— Start of Record list —

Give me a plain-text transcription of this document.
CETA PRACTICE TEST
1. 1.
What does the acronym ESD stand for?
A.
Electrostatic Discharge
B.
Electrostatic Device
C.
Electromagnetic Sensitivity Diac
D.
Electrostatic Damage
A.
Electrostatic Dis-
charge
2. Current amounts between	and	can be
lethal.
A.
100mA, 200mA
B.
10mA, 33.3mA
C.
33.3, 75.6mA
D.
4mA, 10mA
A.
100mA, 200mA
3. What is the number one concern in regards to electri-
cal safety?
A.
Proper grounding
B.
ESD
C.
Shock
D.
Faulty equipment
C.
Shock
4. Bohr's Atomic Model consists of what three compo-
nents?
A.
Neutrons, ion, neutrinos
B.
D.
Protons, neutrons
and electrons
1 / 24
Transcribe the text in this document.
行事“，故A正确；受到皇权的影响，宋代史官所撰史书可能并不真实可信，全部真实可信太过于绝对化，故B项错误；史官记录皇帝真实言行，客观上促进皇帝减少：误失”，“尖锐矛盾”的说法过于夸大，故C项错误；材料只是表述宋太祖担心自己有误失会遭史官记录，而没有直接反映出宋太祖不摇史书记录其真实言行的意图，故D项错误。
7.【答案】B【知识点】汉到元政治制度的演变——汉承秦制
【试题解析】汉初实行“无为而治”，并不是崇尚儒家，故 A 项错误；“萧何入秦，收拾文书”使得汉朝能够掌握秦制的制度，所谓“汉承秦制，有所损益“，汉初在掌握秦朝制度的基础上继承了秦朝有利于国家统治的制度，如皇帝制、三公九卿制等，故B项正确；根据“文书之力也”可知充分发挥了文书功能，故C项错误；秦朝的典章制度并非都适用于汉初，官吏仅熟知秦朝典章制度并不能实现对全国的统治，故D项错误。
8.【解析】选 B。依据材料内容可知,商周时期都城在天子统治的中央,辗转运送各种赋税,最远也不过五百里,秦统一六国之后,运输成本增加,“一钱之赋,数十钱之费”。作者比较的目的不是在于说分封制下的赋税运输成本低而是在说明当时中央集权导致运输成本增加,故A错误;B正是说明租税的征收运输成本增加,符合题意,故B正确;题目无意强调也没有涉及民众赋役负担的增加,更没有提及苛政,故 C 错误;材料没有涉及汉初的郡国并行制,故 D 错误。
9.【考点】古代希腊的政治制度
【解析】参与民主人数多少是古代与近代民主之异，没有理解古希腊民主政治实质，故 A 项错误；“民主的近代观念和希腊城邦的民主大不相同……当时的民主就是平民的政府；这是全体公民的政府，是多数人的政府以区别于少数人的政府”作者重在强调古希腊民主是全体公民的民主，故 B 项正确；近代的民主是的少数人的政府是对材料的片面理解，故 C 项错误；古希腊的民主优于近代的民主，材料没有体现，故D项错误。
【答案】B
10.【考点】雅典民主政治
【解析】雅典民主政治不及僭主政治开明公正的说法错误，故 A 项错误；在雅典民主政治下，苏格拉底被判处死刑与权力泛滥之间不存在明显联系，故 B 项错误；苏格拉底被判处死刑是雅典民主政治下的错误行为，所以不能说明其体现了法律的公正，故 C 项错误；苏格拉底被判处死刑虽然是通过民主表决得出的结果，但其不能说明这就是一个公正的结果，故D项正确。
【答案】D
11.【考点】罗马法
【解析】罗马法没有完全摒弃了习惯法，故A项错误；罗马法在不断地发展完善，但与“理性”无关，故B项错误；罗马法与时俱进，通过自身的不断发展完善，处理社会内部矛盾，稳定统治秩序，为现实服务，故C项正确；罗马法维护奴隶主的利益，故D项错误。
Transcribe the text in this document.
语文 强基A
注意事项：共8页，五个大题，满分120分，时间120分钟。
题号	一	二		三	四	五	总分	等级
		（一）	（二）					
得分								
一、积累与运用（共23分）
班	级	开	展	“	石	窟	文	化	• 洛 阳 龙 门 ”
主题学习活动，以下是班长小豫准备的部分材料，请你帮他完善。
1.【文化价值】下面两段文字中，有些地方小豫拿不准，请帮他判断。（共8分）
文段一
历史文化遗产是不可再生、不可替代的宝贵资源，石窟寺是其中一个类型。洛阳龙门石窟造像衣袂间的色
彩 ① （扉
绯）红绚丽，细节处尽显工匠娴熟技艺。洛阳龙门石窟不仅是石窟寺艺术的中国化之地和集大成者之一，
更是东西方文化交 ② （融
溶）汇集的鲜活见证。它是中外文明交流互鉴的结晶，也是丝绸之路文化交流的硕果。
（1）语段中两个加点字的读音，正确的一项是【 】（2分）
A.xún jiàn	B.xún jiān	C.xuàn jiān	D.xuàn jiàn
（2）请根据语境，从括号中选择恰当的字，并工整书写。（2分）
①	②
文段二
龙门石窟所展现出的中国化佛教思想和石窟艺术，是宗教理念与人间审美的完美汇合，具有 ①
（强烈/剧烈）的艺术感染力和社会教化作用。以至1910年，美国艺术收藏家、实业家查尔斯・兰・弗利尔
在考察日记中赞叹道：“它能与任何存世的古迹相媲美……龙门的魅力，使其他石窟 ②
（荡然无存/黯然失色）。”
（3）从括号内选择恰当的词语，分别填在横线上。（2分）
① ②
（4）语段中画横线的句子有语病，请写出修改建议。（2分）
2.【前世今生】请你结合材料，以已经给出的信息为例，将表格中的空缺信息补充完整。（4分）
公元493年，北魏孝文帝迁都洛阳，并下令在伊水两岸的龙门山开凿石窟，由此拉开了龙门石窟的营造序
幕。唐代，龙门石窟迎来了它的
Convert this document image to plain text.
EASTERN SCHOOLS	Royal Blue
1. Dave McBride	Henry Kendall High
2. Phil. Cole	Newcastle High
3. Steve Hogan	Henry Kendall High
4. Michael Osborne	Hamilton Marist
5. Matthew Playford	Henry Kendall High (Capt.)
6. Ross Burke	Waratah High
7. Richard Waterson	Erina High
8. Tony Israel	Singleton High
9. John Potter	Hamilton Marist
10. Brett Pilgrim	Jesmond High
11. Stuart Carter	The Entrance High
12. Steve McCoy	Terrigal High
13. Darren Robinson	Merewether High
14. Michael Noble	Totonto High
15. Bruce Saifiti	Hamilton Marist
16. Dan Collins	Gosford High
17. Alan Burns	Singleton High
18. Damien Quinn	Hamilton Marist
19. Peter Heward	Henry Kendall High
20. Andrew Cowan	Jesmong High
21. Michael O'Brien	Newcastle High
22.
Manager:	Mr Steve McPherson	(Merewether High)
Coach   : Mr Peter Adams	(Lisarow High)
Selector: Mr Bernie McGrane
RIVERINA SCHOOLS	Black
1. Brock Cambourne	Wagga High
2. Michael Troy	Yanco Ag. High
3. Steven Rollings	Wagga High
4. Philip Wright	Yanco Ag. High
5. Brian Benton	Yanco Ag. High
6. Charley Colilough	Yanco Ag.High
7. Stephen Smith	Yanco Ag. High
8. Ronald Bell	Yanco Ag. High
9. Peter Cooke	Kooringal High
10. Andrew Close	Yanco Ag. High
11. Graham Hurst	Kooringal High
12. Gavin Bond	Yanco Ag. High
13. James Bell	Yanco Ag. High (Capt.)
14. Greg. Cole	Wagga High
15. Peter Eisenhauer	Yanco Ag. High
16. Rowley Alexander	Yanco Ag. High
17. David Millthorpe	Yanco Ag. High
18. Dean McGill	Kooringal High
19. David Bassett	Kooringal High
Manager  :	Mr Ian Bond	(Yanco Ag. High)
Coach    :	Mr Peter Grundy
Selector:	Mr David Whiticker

— End of Record list —

* [Problem] Lines from the records above that hold "text" are the ones to list.

* [Result of the exercise]
Give me a plain-text transcription of this document.
Transcribe the text in this document.
Transcribe the text in this document.
Convert this document image to plain text.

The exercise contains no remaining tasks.